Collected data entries
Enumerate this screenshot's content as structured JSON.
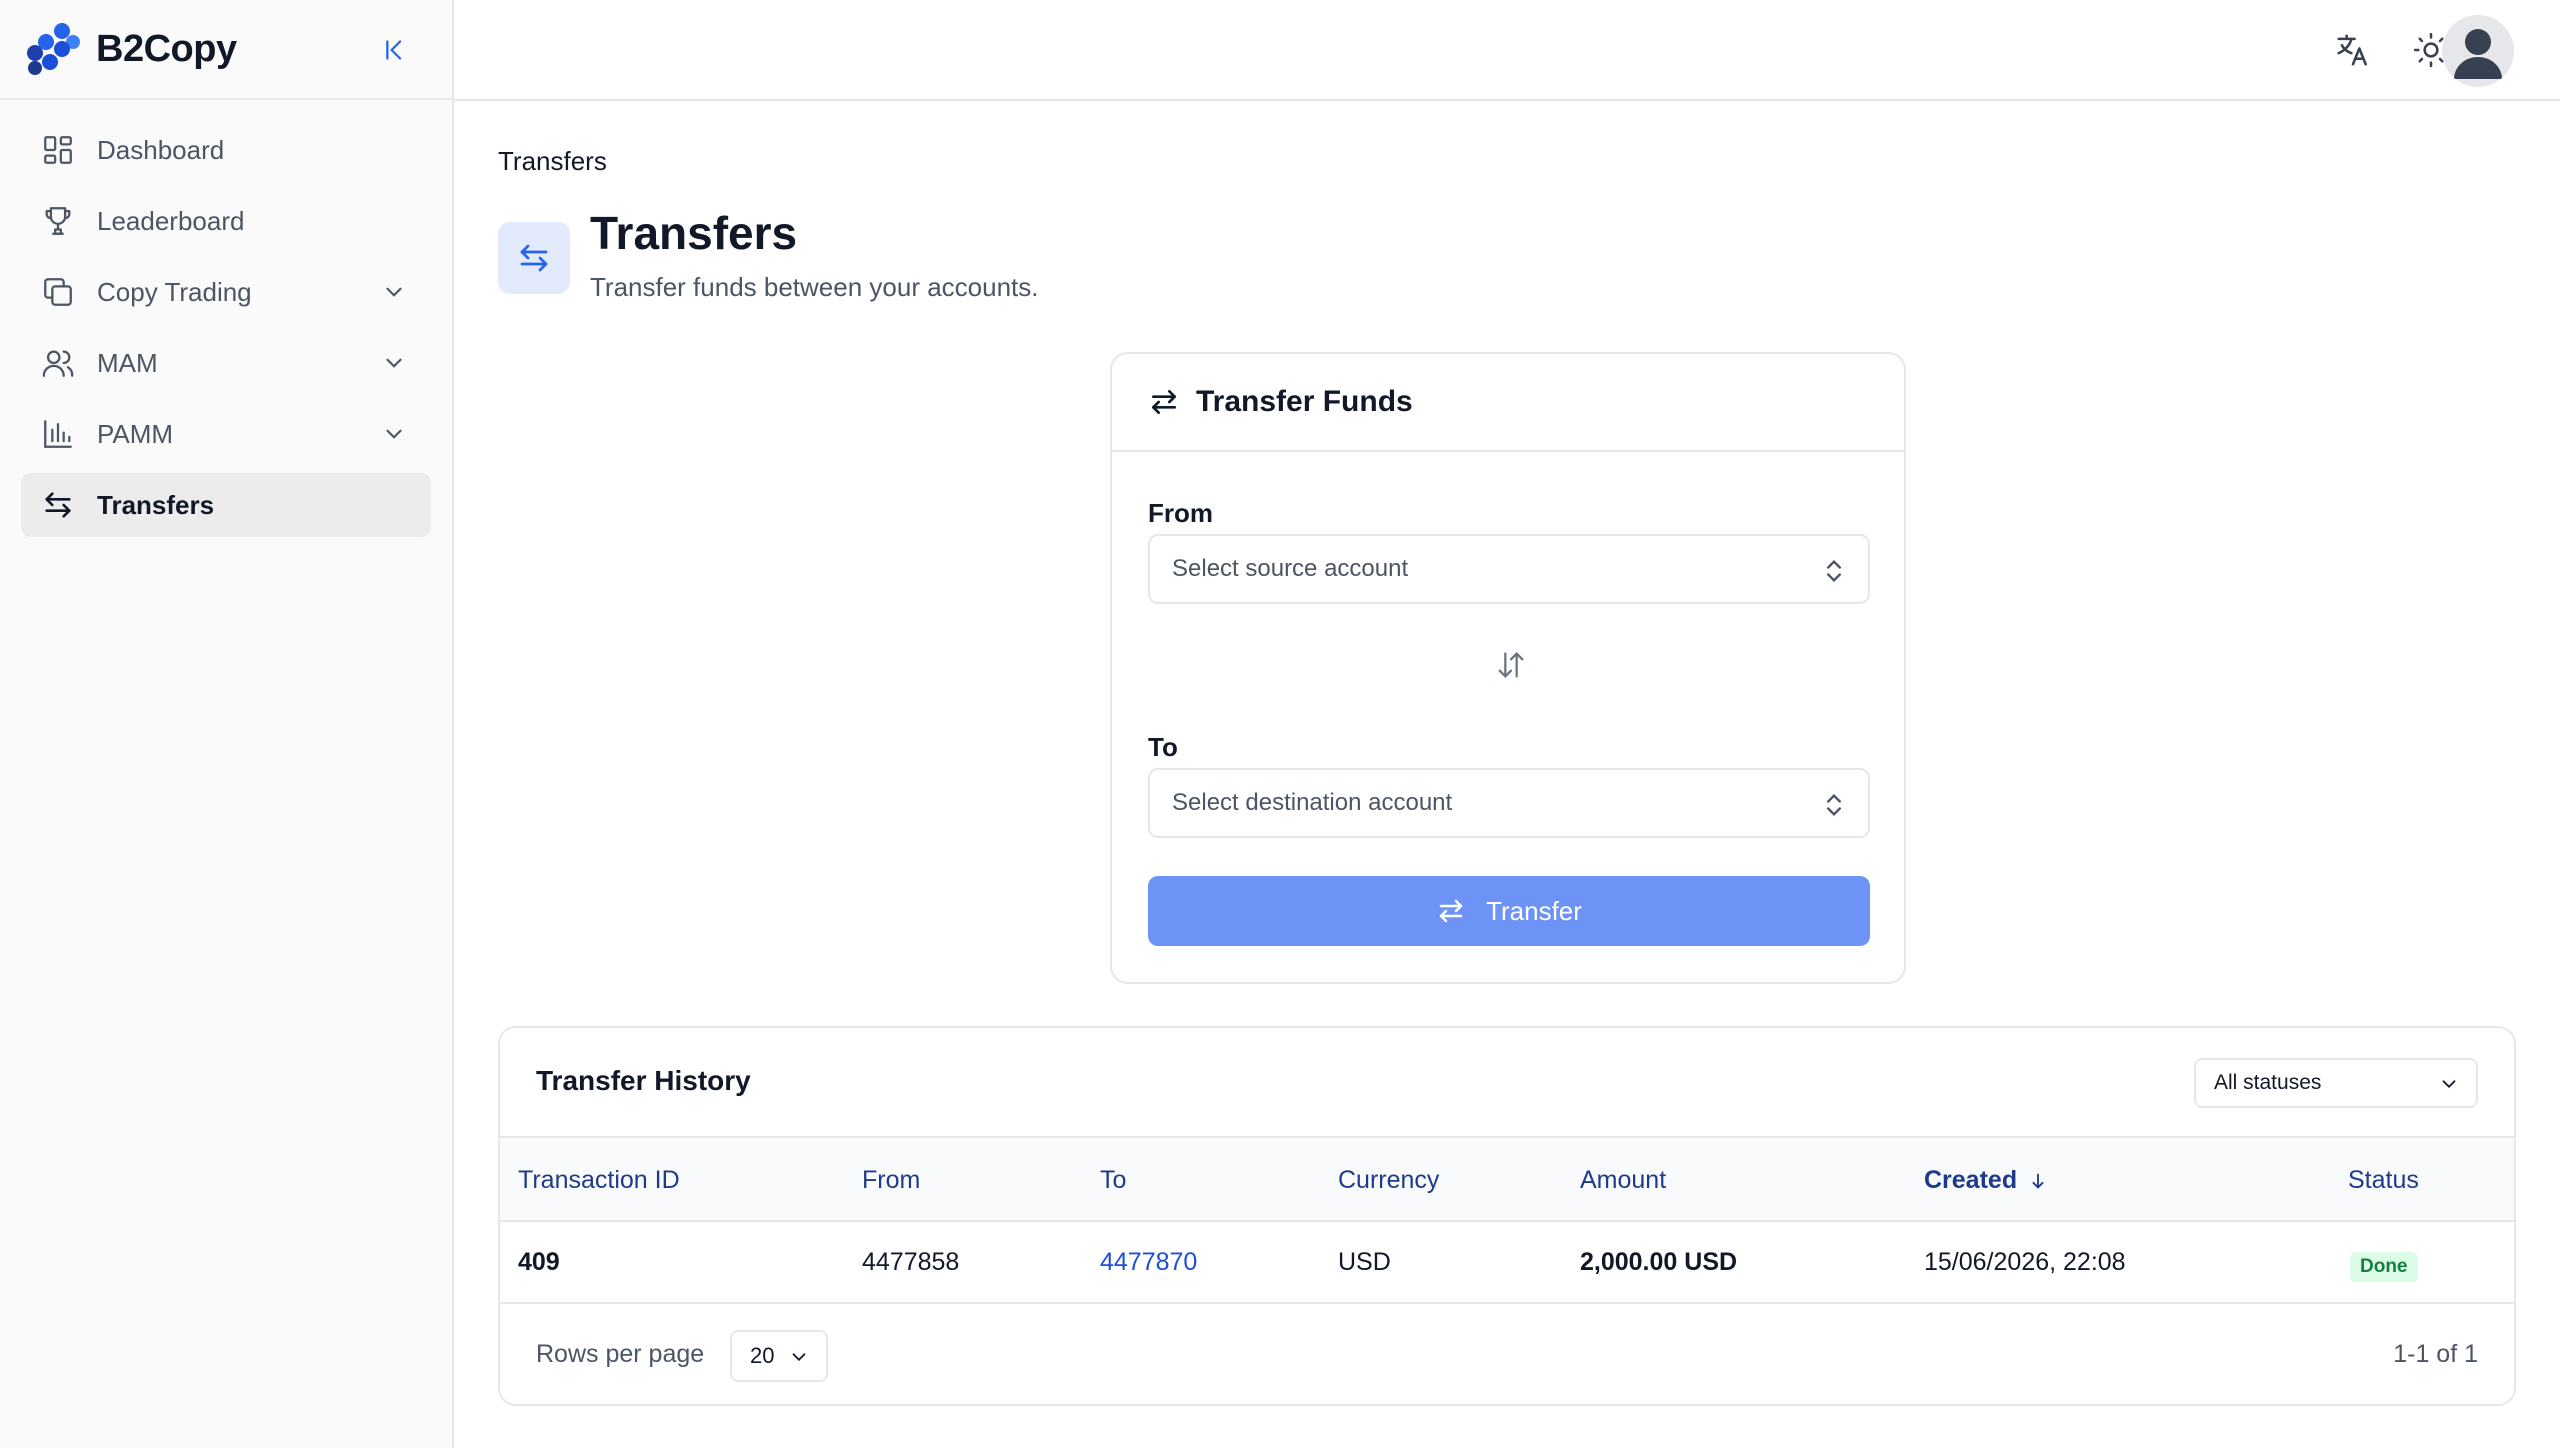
{
  "app": {
    "name": "B2Copy"
  },
  "sidebar": {
    "items": [
      {
        "label": "Dashboard",
        "icon": "dashboard-icon",
        "has_submenu": false,
        "active": false
      },
      {
        "label": "Leaderboard",
        "icon": "trophy-icon",
        "has_submenu": false,
        "active": false
      },
      {
        "label": "Copy Trading",
        "icon": "copy-icon",
        "has_submenu": true,
        "active": false
      },
      {
        "label": "MAM",
        "icon": "users-icon",
        "has_submenu": true,
        "active": false
      },
      {
        "label": "PAMM",
        "icon": "bar-chart-icon",
        "has_submenu": true,
        "active": false
      },
      {
        "label": "Transfers",
        "icon": "transfer-arrows-icon",
        "has_submenu": false,
        "active": true
      }
    ]
  },
  "topbar": {
    "icons": [
      "translate-icon",
      "theme-sun-icon",
      "user-avatar-icon"
    ]
  },
  "breadcrumb": "Transfers",
  "page": {
    "title": "Transfers",
    "subtitle": "Transfer funds between your accounts."
  },
  "transfer_card": {
    "title": "Transfer Funds",
    "from_label": "From",
    "from_placeholder": "Select source account",
    "to_label": "To",
    "to_placeholder": "Select destination account",
    "button_label": "Transfer"
  },
  "history": {
    "title": "Transfer History",
    "status_filter": "All statuses",
    "columns": [
      "Transaction ID",
      "From",
      "To",
      "Currency",
      "Amount",
      "Created",
      "Status"
    ],
    "sorted_column": "Created",
    "rows": [
      {
        "transaction_id": "409",
        "from": "4477858",
        "to": "4477870",
        "currency": "USD",
        "amount": "2,000.00 USD",
        "created": "15/06/2026, 22:08",
        "status": "Done"
      }
    ],
    "rows_per_page_label": "Rows per page",
    "rows_per_page": "20",
    "page_info": "1-1 of 1"
  },
  "colors": {
    "accent": "#6c93f5",
    "link": "#1d4ed8",
    "header_text": "#1e3a8a",
    "badge_bg": "#dcfce7",
    "badge_text": "#15803d"
  }
}
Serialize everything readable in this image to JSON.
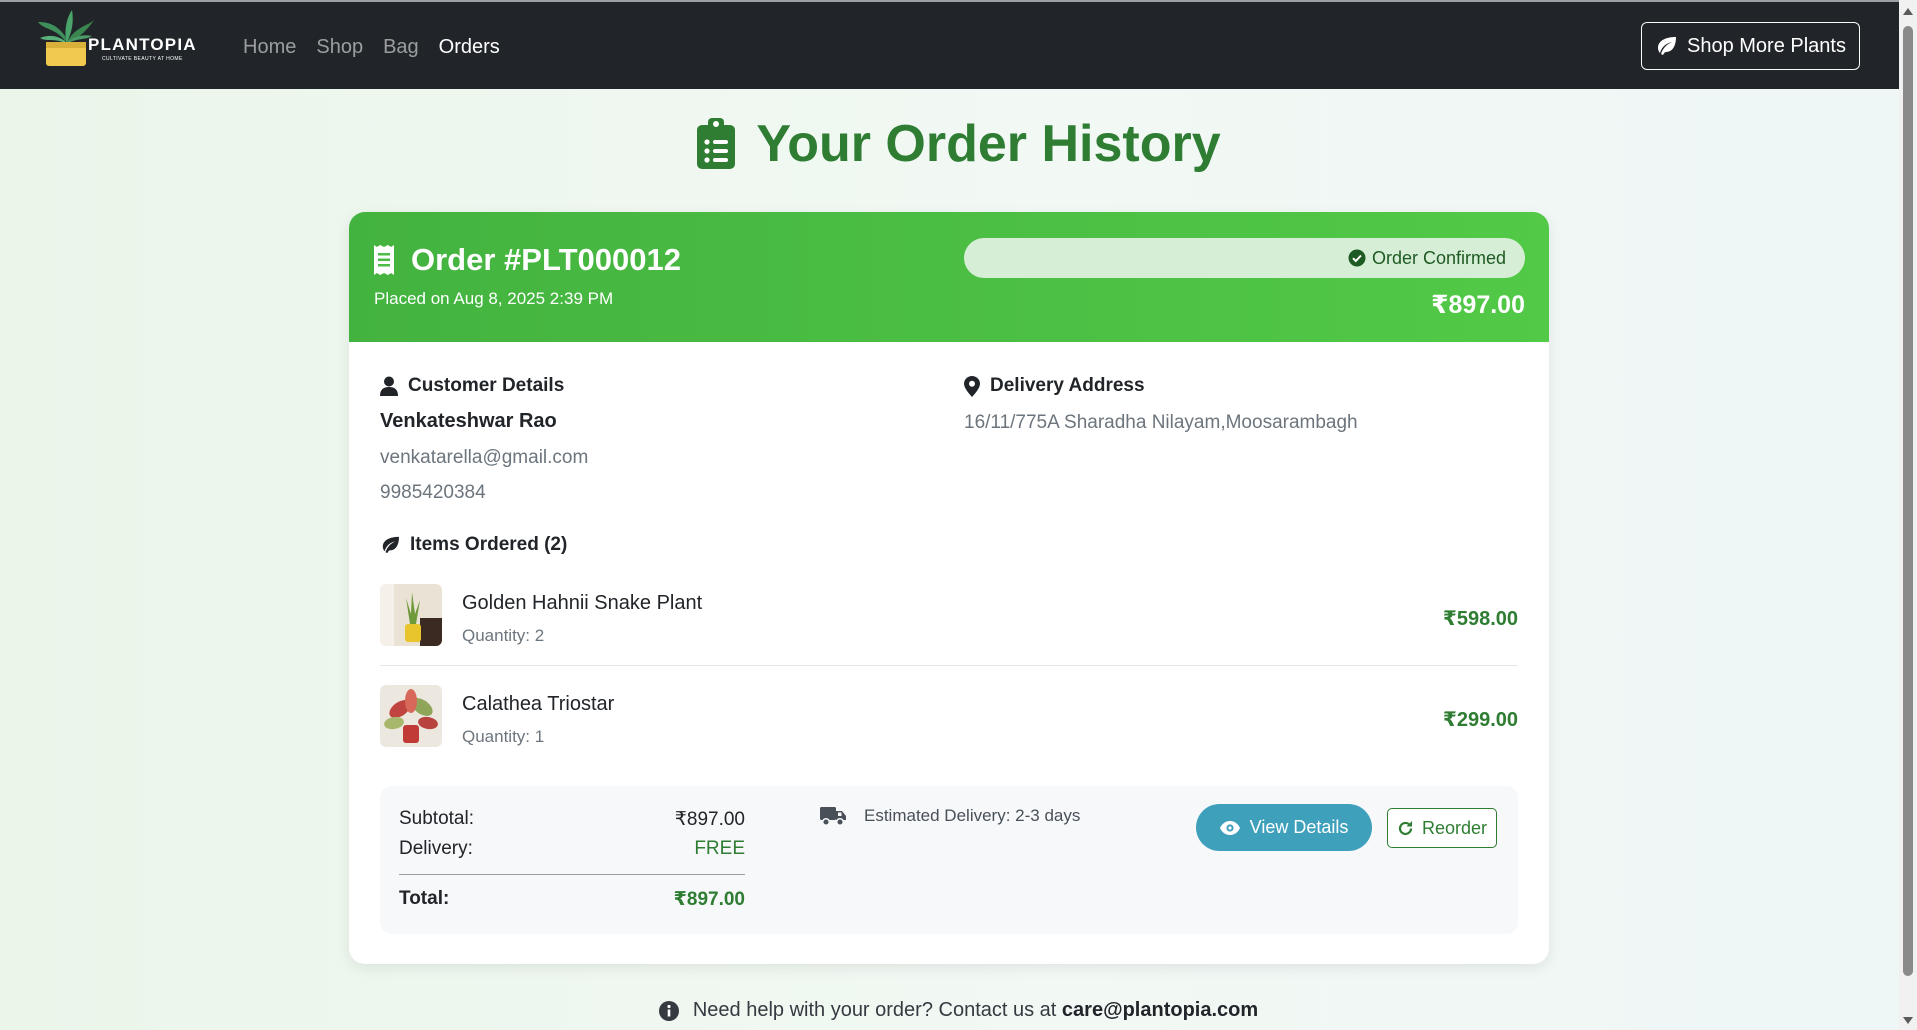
{
  "nav": {
    "brand": "PLANTOPIA",
    "tagline": "CULTIVATE BEAUTY AT HOME",
    "links": [
      "Home",
      "Shop",
      "Bag",
      "Orders"
    ],
    "active_link": "Orders",
    "shop_more_label": "Shop More Plants"
  },
  "page": {
    "title": "Your Order History",
    "help_prefix": "Need help with your order? Contact us at ",
    "help_email": "care@plantopia.com"
  },
  "order": {
    "title": "Order #PLT000012",
    "placed_on": "Placed on Aug 8, 2025 2:39 PM",
    "status": "Order Confirmed",
    "total": "₹897.00",
    "customer_heading": "Customer Details",
    "customer_name": "Venkateshwar Rao",
    "customer_email": "venkatarella@gmail.com",
    "customer_phone": "9985420384",
    "address_heading": "Delivery Address",
    "address": "16/11/775A Sharadha Nilayam,Moosarambagh",
    "items_heading": "Items Ordered (2)",
    "items": [
      {
        "name": "Golden Hahnii Snake Plant",
        "quantity": "Quantity: 2",
        "price": "₹598.00"
      },
      {
        "name": "Calathea Triostar",
        "quantity": "Quantity: 1",
        "price": "₹299.00"
      }
    ],
    "summary": {
      "subtotal_label": "Subtotal:",
      "subtotal_value": "₹897.00",
      "delivery_label": "Delivery:",
      "delivery_value": "FREE",
      "total_label": "Total:",
      "total_value": "₹897.00",
      "estimated_delivery": "Estimated Delivery: 2-3 days"
    },
    "view_details_label": "View Details",
    "reorder_label": "Reorder"
  },
  "colors": {
    "navbar": "#212529",
    "header_green": "#4cbb45",
    "title_green": "#2e7d32",
    "view_button": "#3fa0bc"
  }
}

**Task brief**
Take the records above and transcribe them exactly, dropping every picture.

**Exercise solution**
Enumerate this screenshot's content as structured JSON.
{
  "app": {
    "name": "B2Copy"
  },
  "sidebar": {
    "items": [
      {
        "label": "Dashboard",
        "icon": "dashboard-icon",
        "has_submenu": false,
        "active": false
      },
      {
        "label": "Leaderboard",
        "icon": "trophy-icon",
        "has_submenu": false,
        "active": false
      },
      {
        "label": "Copy Trading",
        "icon": "copy-icon",
        "has_submenu": true,
        "active": false
      },
      {
        "label": "MAM",
        "icon": "users-icon",
        "has_submenu": true,
        "active": false
      },
      {
        "label": "PAMM",
        "icon": "bar-chart-icon",
        "has_submenu": true,
        "active": false
      },
      {
        "label": "Transfers",
        "icon": "transfer-arrows-icon",
        "has_submenu": false,
        "active": true
      }
    ]
  },
  "topbar": {
    "icons": [
      "translate-icon",
      "theme-sun-icon",
      "user-avatar-icon"
    ]
  },
  "breadcrumb": "Transfers",
  "page": {
    "title": "Transfers",
    "subtitle": "Transfer funds between your accounts."
  },
  "transfer_card": {
    "title": "Transfer Funds",
    "from_label": "From",
    "from_placeholder": "Select source account",
    "to_label": "To",
    "to_placeholder": "Select destination account",
    "button_label": "Transfer"
  },
  "history": {
    "title": "Transfer History",
    "status_filter": "All statuses",
    "columns": [
      "Transaction ID",
      "From",
      "To",
      "Currency",
      "Amount",
      "Created",
      "Status"
    ],
    "sorted_column": "Created",
    "rows": [
      {
        "transaction_id": "409",
        "from": "4477858",
        "to": "4477870",
        "currency": "USD",
        "amount": "2,000.00 USD",
        "created": "15/06/2026, 22:08",
        "status": "Done"
      }
    ],
    "rows_per_page_label": "Rows per page",
    "rows_per_page": "20",
    "page_info": "1-1 of 1"
  },
  "colors": {
    "accent": "#6c93f5",
    "link": "#1d4ed8",
    "header_text": "#1e3a8a",
    "badge_bg": "#dcfce7",
    "badge_text": "#15803d"
  }
}
Serialize everything readable in this image to JSON.
{
  "nav": {
    "brand": "PLANTOPIA",
    "tagline": "CULTIVATE BEAUTY AT HOME",
    "links": [
      "Home",
      "Shop",
      "Bag",
      "Orders"
    ],
    "active_link": "Orders",
    "shop_more_label": "Shop More Plants"
  },
  "page": {
    "title": "Your Order History",
    "help_prefix": "Need help with your order? Contact us at ",
    "help_email": "care@plantopia.com"
  },
  "order": {
    "title": "Order #PLT000012",
    "placed_on": "Placed on Aug 8, 2025 2:39 PM",
    "status": "Order Confirmed",
    "total": "₹897.00",
    "customer_heading": "Customer Details",
    "customer_name": "Venkateshwar Rao",
    "customer_email": "venkatarella@gmail.com",
    "customer_phone": "9985420384",
    "address_heading": "Delivery Address",
    "address": "16/11/775A Sharadha Nilayam,Moosarambagh",
    "items_heading": "Items Ordered (2)",
    "items": [
      {
        "name": "Golden Hahnii Snake Plant",
        "quantity": "Quantity: 2",
        "price": "₹598.00"
      },
      {
        "name": "Calathea Triostar",
        "quantity": "Quantity: 1",
        "price": "₹299.00"
      }
    ],
    "summary": {
      "subtotal_label": "Subtotal:",
      "subtotal_value": "₹897.00",
      "delivery_label": "Delivery:",
      "delivery_value": "FREE",
      "total_label": "Total:",
      "total_value": "₹897.00",
      "estimated_delivery": "Estimated Delivery: 2-3 days"
    },
    "view_details_label": "View Details",
    "reorder_label": "Reorder"
  },
  "colors": {
    "navbar": "#212529",
    "header_green": "#4cbb45",
    "title_green": "#2e7d32",
    "view_button": "#3fa0bc"
  }
}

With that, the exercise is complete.